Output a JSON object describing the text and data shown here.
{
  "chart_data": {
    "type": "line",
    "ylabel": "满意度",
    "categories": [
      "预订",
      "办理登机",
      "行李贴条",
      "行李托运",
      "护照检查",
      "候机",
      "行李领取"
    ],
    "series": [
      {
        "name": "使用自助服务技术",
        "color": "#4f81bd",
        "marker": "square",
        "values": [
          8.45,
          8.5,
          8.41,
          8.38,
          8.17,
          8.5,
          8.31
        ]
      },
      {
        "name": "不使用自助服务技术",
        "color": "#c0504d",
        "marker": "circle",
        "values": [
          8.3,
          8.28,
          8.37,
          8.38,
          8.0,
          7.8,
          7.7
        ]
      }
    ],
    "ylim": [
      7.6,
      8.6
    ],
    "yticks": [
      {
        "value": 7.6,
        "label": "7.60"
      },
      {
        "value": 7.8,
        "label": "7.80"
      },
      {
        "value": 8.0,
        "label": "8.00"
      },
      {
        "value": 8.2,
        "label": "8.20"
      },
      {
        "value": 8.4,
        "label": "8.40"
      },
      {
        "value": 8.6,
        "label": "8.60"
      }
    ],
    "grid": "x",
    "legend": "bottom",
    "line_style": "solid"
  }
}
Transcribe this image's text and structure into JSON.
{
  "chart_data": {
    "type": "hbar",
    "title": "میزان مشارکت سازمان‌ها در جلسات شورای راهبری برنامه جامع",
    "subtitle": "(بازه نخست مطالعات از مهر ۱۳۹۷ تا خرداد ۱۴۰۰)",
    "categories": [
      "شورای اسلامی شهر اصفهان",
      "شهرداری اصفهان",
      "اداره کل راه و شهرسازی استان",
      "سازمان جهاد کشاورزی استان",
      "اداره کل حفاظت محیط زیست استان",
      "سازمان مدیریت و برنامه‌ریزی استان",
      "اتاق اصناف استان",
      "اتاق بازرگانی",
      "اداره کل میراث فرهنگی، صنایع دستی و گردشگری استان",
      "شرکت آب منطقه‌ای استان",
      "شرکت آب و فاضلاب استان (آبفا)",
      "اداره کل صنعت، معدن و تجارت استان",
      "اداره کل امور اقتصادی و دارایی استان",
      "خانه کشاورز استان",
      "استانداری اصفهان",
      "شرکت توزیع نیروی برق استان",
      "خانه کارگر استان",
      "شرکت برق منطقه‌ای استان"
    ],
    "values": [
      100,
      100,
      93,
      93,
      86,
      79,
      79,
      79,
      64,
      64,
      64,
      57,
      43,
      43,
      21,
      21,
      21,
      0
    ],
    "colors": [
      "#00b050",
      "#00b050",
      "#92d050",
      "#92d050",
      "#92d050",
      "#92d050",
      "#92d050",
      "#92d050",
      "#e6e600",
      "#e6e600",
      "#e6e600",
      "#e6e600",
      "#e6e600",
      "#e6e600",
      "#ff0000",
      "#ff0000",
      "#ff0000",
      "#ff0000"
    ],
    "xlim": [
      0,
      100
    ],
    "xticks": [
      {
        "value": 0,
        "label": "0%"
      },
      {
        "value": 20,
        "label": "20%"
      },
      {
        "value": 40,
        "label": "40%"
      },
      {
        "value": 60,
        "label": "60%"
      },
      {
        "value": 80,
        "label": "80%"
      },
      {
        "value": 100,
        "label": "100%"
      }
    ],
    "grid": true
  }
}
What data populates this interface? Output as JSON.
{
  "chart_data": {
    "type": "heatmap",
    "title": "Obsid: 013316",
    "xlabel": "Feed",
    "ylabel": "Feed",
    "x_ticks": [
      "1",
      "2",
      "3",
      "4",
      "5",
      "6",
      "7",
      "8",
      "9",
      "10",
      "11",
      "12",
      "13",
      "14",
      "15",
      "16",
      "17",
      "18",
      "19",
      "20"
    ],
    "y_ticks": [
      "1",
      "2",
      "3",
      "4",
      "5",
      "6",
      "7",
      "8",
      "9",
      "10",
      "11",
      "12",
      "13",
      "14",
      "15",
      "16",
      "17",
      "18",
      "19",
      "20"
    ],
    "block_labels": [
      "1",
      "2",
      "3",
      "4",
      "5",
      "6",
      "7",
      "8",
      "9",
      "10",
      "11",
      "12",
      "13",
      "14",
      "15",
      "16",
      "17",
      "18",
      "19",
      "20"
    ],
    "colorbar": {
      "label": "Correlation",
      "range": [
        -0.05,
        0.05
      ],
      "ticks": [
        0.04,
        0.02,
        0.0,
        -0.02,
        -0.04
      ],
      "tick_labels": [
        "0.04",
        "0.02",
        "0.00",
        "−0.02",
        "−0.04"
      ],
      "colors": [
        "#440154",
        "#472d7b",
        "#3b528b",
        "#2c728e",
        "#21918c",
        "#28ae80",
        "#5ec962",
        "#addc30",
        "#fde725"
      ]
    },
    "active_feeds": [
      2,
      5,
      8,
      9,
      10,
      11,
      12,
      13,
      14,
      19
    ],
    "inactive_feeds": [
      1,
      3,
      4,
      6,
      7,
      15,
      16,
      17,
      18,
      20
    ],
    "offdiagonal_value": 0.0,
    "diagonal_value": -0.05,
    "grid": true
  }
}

- - - -

# OBJECTIVE
Where a line of the data holds "text", show that line.

# ANSWER TO THE TASK
Output a JSON object describing the text and data shown here.
Transcribe this image's text and structure into JSON.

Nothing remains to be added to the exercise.